# Supplied records
»»
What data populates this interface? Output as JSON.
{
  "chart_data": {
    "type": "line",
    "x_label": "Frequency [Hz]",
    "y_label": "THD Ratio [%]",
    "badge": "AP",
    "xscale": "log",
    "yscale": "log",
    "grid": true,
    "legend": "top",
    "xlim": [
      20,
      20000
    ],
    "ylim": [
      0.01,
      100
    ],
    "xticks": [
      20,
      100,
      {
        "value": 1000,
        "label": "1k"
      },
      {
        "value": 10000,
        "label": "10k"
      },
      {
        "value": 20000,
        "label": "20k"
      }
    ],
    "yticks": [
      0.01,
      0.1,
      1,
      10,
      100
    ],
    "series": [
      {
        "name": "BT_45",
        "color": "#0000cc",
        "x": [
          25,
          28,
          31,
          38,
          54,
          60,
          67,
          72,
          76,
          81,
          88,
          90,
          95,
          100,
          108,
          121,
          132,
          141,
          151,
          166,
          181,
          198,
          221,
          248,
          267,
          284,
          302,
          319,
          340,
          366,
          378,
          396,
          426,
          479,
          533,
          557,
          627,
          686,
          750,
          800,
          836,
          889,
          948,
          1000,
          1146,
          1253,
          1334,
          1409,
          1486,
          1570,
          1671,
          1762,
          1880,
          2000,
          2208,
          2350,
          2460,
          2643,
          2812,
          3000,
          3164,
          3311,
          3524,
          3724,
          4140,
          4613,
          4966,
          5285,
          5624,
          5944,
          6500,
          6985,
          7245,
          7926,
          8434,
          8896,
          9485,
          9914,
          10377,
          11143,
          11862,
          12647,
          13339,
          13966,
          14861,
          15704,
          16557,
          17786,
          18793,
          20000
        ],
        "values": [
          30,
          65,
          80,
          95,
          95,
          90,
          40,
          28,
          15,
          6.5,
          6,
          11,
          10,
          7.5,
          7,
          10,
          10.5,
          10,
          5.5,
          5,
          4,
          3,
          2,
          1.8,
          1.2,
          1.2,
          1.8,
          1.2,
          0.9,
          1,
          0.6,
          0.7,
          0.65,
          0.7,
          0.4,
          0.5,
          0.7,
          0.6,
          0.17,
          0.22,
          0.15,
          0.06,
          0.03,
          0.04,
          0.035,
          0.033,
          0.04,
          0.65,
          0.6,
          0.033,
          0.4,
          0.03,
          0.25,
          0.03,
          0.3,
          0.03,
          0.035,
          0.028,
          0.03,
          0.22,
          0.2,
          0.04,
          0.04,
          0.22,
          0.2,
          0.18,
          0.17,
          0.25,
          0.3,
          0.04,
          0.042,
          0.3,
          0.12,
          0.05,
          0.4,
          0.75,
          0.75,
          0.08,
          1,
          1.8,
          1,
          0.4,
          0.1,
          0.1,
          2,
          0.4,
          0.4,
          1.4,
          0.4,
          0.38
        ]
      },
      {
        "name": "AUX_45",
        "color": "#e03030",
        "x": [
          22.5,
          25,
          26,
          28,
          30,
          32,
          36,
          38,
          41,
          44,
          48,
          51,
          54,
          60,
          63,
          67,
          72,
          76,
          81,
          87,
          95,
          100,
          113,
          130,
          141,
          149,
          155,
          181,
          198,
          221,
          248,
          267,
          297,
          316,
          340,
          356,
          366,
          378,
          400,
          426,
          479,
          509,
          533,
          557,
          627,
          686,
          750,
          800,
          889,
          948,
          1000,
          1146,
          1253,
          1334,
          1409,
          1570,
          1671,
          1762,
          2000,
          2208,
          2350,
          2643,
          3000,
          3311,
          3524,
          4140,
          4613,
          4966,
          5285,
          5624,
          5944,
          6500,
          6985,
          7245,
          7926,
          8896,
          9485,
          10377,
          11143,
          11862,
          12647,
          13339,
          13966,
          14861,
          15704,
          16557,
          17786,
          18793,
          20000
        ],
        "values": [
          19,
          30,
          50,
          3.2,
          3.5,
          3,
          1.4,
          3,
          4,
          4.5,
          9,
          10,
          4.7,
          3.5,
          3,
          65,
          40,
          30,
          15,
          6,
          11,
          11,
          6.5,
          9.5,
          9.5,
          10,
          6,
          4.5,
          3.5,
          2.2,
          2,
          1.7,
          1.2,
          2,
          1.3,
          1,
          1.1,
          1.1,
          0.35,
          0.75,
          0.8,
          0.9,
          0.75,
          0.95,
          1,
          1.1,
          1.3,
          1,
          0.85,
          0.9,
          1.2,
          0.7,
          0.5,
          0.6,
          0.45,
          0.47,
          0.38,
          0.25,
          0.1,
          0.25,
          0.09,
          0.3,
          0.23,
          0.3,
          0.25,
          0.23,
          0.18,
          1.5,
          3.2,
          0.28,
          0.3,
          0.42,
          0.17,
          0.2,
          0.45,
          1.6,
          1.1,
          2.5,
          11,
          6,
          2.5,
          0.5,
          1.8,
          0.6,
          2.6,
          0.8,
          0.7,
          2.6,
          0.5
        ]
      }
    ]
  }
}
««
# Exercise goal
Quote the data above in full, changing nothing.

# Final result
What data populates this interface? Output as JSON.
{
  "chart_data": {
    "type": "line",
    "x_label": "Frequency [Hz]",
    "y_label": "THD Ratio [%]",
    "badge": "AP",
    "xscale": "log",
    "yscale": "log",
    "grid": true,
    "legend": "top",
    "xlim": [
      20,
      20000
    ],
    "ylim": [
      0.01,
      100
    ],
    "xticks": [
      20,
      100,
      {
        "value": 1000,
        "label": "1k"
      },
      {
        "value": 10000,
        "label": "10k"
      },
      {
        "value": 20000,
        "label": "20k"
      }
    ],
    "yticks": [
      0.01,
      0.1,
      1,
      10,
      100
    ],
    "series": [
      {
        "name": "BT_45",
        "color": "#0000cc",
        "x": [
          25,
          28,
          31,
          38,
          54,
          60,
          67,
          72,
          76,
          81,
          88,
          90,
          95,
          100,
          108,
          121,
          132,
          141,
          151,
          166,
          181,
          198,
          221,
          248,
          267,
          284,
          302,
          319,
          340,
          366,
          378,
          396,
          426,
          479,
          533,
          557,
          627,
          686,
          750,
          800,
          836,
          889,
          948,
          1000,
          1146,
          1253,
          1334,
          1409,
          1486,
          1570,
          1671,
          1762,
          1880,
          2000,
          2208,
          2350,
          2460,
          2643,
          2812,
          3000,
          3164,
          3311,
          3524,
          3724,
          4140,
          4613,
          4966,
          5285,
          5624,
          5944,
          6500,
          6985,
          7245,
          7926,
          8434,
          8896,
          9485,
          9914,
          10377,
          11143,
          11862,
          12647,
          13339,
          13966,
          14861,
          15704,
          16557,
          17786,
          18793,
          20000
        ],
        "values": [
          30,
          65,
          80,
          95,
          95,
          90,
          40,
          28,
          15,
          6.5,
          6,
          11,
          10,
          7.5,
          7,
          10,
          10.5,
          10,
          5.5,
          5,
          4,
          3,
          2,
          1.8,
          1.2,
          1.2,
          1.8,
          1.2,
          0.9,
          1,
          0.6,
          0.7,
          0.65,
          0.7,
          0.4,
          0.5,
          0.7,
          0.6,
          0.17,
          0.22,
          0.15,
          0.06,
          0.03,
          0.04,
          0.035,
          0.033,
          0.04,
          0.65,
          0.6,
          0.033,
          0.4,
          0.03,
          0.25,
          0.03,
          0.3,
          0.03,
          0.035,
          0.028,
          0.03,
          0.22,
          0.2,
          0.04,
          0.04,
          0.22,
          0.2,
          0.18,
          0.17,
          0.25,
          0.3,
          0.04,
          0.042,
          0.3,
          0.12,
          0.05,
          0.4,
          0.75,
          0.75,
          0.08,
          1,
          1.8,
          1,
          0.4,
          0.1,
          0.1,
          2,
          0.4,
          0.4,
          1.4,
          0.4,
          0.38
        ]
      },
      {
        "name": "AUX_45",
        "color": "#e03030",
        "x": [
          22.5,
          25,
          26,
          28,
          30,
          32,
          36,
          38,
          41,
          44,
          48,
          51,
          54,
          60,
          63,
          67,
          72,
          76,
          81,
          87,
          95,
          100,
          113,
          130,
          141,
          149,
          155,
          181,
          198,
          221,
          248,
          267,
          297,
          316,
          340,
          356,
          366,
          378,
          400,
          426,
          479,
          509,
          533,
          557,
          627,
          686,
          750,
          800,
          889,
          948,
          1000,
          1146,
          1253,
          1334,
          1409,
          1570,
          1671,
          1762,
          2000,
          2208,
          2350,
          2643,
          3000,
          3311,
          3524,
          4140,
          4613,
          4966,
          5285,
          5624,
          5944,
          6500,
          6985,
          7245,
          7926,
          8896,
          9485,
          10377,
          11143,
          11862,
          12647,
          13339,
          13966,
          14861,
          15704,
          16557,
          17786,
          18793,
          20000
        ],
        "values": [
          19,
          30,
          50,
          3.2,
          3.5,
          3,
          1.4,
          3,
          4,
          4.5,
          9,
          10,
          4.7,
          3.5,
          3,
          65,
          40,
          30,
          15,
          6,
          11,
          11,
          6.5,
          9.5,
          9.5,
          10,
          6,
          4.5,
          3.5,
          2.2,
          2,
          1.7,
          1.2,
          2,
          1.3,
          1,
          1.1,
          1.1,
          0.35,
          0.75,
          0.8,
          0.9,
          0.75,
          0.95,
          1,
          1.1,
          1.3,
          1,
          0.85,
          0.9,
          1.2,
          0.7,
          0.5,
          0.6,
          0.45,
          0.47,
          0.38,
          0.25,
          0.1,
          0.25,
          0.09,
          0.3,
          0.23,
          0.3,
          0.25,
          0.23,
          0.18,
          1.5,
          3.2,
          0.28,
          0.3,
          0.42,
          0.17,
          0.2,
          0.45,
          1.6,
          1.1,
          2.5,
          11,
          6,
          2.5,
          0.5,
          1.8,
          0.6,
          2.6,
          0.8,
          0.7,
          2.6,
          0.5
        ]
      }
    ]
  }
}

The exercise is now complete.